> **Data to use**
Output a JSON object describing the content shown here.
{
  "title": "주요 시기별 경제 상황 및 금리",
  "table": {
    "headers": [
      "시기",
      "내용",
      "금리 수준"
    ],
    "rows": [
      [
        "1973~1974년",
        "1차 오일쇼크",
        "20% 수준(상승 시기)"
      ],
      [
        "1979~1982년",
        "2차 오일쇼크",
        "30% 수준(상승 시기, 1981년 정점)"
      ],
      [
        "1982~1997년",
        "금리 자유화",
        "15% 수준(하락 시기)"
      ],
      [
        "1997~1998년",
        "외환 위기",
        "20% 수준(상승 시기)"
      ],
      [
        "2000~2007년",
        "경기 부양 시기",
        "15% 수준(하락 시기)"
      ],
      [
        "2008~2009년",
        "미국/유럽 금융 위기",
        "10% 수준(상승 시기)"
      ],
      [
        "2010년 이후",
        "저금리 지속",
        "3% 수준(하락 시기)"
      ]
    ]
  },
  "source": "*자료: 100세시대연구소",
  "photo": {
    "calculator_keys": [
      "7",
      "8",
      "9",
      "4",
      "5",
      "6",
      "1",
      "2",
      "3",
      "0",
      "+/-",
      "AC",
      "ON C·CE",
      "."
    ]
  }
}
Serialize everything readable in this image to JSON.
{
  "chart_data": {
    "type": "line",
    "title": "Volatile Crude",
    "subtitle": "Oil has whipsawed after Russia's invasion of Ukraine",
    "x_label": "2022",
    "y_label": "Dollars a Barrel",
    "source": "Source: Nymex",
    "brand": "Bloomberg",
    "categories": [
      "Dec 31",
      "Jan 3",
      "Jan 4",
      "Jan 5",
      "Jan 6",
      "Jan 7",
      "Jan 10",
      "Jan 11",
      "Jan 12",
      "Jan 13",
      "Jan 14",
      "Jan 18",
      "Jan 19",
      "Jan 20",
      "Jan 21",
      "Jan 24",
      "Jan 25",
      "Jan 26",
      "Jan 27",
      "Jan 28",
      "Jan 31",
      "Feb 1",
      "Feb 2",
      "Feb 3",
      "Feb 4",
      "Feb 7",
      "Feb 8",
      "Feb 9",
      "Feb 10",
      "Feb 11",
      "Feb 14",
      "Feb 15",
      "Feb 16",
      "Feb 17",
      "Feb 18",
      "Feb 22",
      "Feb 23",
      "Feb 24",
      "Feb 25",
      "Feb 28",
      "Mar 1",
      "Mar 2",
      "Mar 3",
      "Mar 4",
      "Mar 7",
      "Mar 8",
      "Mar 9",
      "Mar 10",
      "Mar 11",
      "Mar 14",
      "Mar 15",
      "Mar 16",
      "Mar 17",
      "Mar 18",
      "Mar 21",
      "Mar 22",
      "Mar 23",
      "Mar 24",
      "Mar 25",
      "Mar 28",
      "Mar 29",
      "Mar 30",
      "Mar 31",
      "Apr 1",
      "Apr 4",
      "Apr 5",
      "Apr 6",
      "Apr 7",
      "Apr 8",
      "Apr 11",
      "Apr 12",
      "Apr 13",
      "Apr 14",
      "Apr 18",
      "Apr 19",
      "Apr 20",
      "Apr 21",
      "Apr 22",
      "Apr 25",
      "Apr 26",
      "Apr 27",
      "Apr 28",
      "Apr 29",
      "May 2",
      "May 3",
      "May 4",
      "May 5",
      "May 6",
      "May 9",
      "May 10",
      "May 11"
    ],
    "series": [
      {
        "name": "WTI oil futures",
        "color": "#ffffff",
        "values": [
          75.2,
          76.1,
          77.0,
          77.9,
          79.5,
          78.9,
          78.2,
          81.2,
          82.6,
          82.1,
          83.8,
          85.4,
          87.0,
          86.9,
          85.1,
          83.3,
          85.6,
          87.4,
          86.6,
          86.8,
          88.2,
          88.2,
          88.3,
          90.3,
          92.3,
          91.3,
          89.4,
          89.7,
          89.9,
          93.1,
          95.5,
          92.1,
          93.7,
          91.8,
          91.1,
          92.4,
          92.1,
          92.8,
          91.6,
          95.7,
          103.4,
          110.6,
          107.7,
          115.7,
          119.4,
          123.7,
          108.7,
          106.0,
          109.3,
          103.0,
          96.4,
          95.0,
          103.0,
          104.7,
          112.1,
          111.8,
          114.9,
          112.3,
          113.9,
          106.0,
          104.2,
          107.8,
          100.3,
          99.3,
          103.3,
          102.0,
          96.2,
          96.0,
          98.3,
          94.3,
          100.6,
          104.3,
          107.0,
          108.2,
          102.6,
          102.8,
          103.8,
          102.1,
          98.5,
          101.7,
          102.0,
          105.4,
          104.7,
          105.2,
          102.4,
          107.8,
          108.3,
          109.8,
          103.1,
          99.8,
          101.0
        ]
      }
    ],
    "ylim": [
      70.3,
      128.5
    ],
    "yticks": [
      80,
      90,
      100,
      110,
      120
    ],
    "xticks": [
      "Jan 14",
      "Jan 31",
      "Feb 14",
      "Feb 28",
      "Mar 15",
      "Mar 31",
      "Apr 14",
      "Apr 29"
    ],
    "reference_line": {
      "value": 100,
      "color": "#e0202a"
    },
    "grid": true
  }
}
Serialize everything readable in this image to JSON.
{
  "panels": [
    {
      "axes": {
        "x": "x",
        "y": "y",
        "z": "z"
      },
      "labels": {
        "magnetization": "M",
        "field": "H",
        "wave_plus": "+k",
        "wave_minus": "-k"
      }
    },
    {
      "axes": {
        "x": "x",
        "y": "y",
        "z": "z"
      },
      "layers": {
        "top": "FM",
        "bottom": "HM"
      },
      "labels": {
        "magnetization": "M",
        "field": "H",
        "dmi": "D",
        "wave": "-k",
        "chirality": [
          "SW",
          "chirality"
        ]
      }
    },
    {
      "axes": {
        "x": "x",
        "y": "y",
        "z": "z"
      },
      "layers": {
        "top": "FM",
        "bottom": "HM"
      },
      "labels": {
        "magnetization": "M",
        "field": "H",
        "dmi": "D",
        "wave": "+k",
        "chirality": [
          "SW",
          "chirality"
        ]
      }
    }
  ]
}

> **Task description**
Using the listing above, reproduce each line without omission.

> **Full answer**
Output a JSON object describing the content shown here.
{
  "title": "주요 시기별 경제 상황 및 금리",
  "table": {
    "headers": [
      "시기",
      "내용",
      "금리 수준"
    ],
    "rows": [
      [
        "1973~1974년",
        "1차 오일쇼크",
        "20% 수준(상승 시기)"
      ],
      [
        "1979~1982년",
        "2차 오일쇼크",
        "30% 수준(상승 시기, 1981년 정점)"
      ],
      [
        "1982~1997년",
        "금리 자유화",
        "15% 수준(하락 시기)"
      ],
      [
        "1997~1998년",
        "외환 위기",
        "20% 수준(상승 시기)"
      ],
      [
        "2000~2007년",
        "경기 부양 시기",
        "15% 수준(하락 시기)"
      ],
      [
        "2008~2009년",
        "미국/유럽 금융 위기",
        "10% 수준(상승 시기)"
      ],
      [
        "2010년 이후",
        "저금리 지속",
        "3% 수준(하락 시기)"
      ]
    ]
  },
  "source": "*자료: 100세시대연구소",
  "photo": {
    "calculator_keys": [
      "7",
      "8",
      "9",
      "4",
      "5",
      "6",
      "1",
      "2",
      "3",
      "0",
      "+/-",
      "AC",
      "ON C·CE",
      "."
    ]
  }
}
Serialize everything readable in this image to JSON.
{
  "chart_data": {
    "type": "line",
    "title": "Volatile Crude",
    "subtitle": "Oil has whipsawed after Russia's invasion of Ukraine",
    "x_label": "2022",
    "y_label": "Dollars a Barrel",
    "source": "Source: Nymex",
    "brand": "Bloomberg",
    "categories": [
      "Dec 31",
      "Jan 3",
      "Jan 4",
      "Jan 5",
      "Jan 6",
      "Jan 7",
      "Jan 10",
      "Jan 11",
      "Jan 12",
      "Jan 13",
      "Jan 14",
      "Jan 18",
      "Jan 19",
      "Jan 20",
      "Jan 21",
      "Jan 24",
      "Jan 25",
      "Jan 26",
      "Jan 27",
      "Jan 28",
      "Jan 31",
      "Feb 1",
      "Feb 2",
      "Feb 3",
      "Feb 4",
      "Feb 7",
      "Feb 8",
      "Feb 9",
      "Feb 10",
      "Feb 11",
      "Feb 14",
      "Feb 15",
      "Feb 16",
      "Feb 17",
      "Feb 18",
      "Feb 22",
      "Feb 23",
      "Feb 24",
      "Feb 25",
      "Feb 28",
      "Mar 1",
      "Mar 2",
      "Mar 3",
      "Mar 4",
      "Mar 7",
      "Mar 8",
      "Mar 9",
      "Mar 10",
      "Mar 11",
      "Mar 14",
      "Mar 15",
      "Mar 16",
      "Mar 17",
      "Mar 18",
      "Mar 21",
      "Mar 22",
      "Mar 23",
      "Mar 24",
      "Mar 25",
      "Mar 28",
      "Mar 29",
      "Mar 30",
      "Mar 31",
      "Apr 1",
      "Apr 4",
      "Apr 5",
      "Apr 6",
      "Apr 7",
      "Apr 8",
      "Apr 11",
      "Apr 12",
      "Apr 13",
      "Apr 14",
      "Apr 18",
      "Apr 19",
      "Apr 20",
      "Apr 21",
      "Apr 22",
      "Apr 25",
      "Apr 26",
      "Apr 27",
      "Apr 28",
      "Apr 29",
      "May 2",
      "May 3",
      "May 4",
      "May 5",
      "May 6",
      "May 9",
      "May 10",
      "May 11"
    ],
    "series": [
      {
        "name": "WTI oil futures",
        "color": "#ffffff",
        "values": [
          75.2,
          76.1,
          77.0,
          77.9,
          79.5,
          78.9,
          78.2,
          81.2,
          82.6,
          82.1,
          83.8,
          85.4,
          87.0,
          86.9,
          85.1,
          83.3,
          85.6,
          87.4,
          86.6,
          86.8,
          88.2,
          88.2,
          88.3,
          90.3,
          92.3,
          91.3,
          89.4,
          89.7,
          89.9,
          93.1,
          95.5,
          92.1,
          93.7,
          91.8,
          91.1,
          92.4,
          92.1,
          92.8,
          91.6,
          95.7,
          103.4,
          110.6,
          107.7,
          115.7,
          119.4,
          123.7,
          108.7,
          106.0,
          109.3,
          103.0,
          96.4,
          95.0,
          103.0,
          104.7,
          112.1,
          111.8,
          114.9,
          112.3,
          113.9,
          106.0,
          104.2,
          107.8,
          100.3,
          99.3,
          103.3,
          102.0,
          96.2,
          96.0,
          98.3,
          94.3,
          100.6,
          104.3,
          107.0,
          108.2,
          102.6,
          102.8,
          103.8,
          102.1,
          98.5,
          101.7,
          102.0,
          105.4,
          104.7,
          105.2,
          102.4,
          107.8,
          108.3,
          109.8,
          103.1,
          99.8,
          101.0
        ]
      }
    ],
    "ylim": [
      70.3,
      128.5
    ],
    "yticks": [
      80,
      90,
      100,
      110,
      120
    ],
    "xticks": [
      "Jan 14",
      "Jan 31",
      "Feb 14",
      "Feb 28",
      "Mar 15",
      "Mar 31",
      "Apr 14",
      "Apr 29"
    ],
    "reference_line": {
      "value": 100,
      "color": "#e0202a"
    },
    "grid": true
  }
}
Serialize everything readable in this image to JSON.
{
  "panels": [
    {
      "axes": {
        "x": "x",
        "y": "y",
        "z": "z"
      },
      "labels": {
        "magnetization": "M",
        "field": "H",
        "wave_plus": "+k",
        "wave_minus": "-k"
      }
    },
    {
      "axes": {
        "x": "x",
        "y": "y",
        "z": "z"
      },
      "layers": {
        "top": "FM",
        "bottom": "HM"
      },
      "labels": {
        "magnetization": "M",
        "field": "H",
        "dmi": "D",
        "wave": "-k",
        "chirality": [
          "SW",
          "chirality"
        ]
      }
    },
    {
      "axes": {
        "x": "x",
        "y": "y",
        "z": "z"
      },
      "layers": {
        "top": "FM",
        "bottom": "HM"
      },
      "labels": {
        "magnetization": "M",
        "field": "H",
        "dmi": "D",
        "wave": "+k",
        "chirality": [
          "SW",
          "chirality"
        ]
      }
    }
  ]
}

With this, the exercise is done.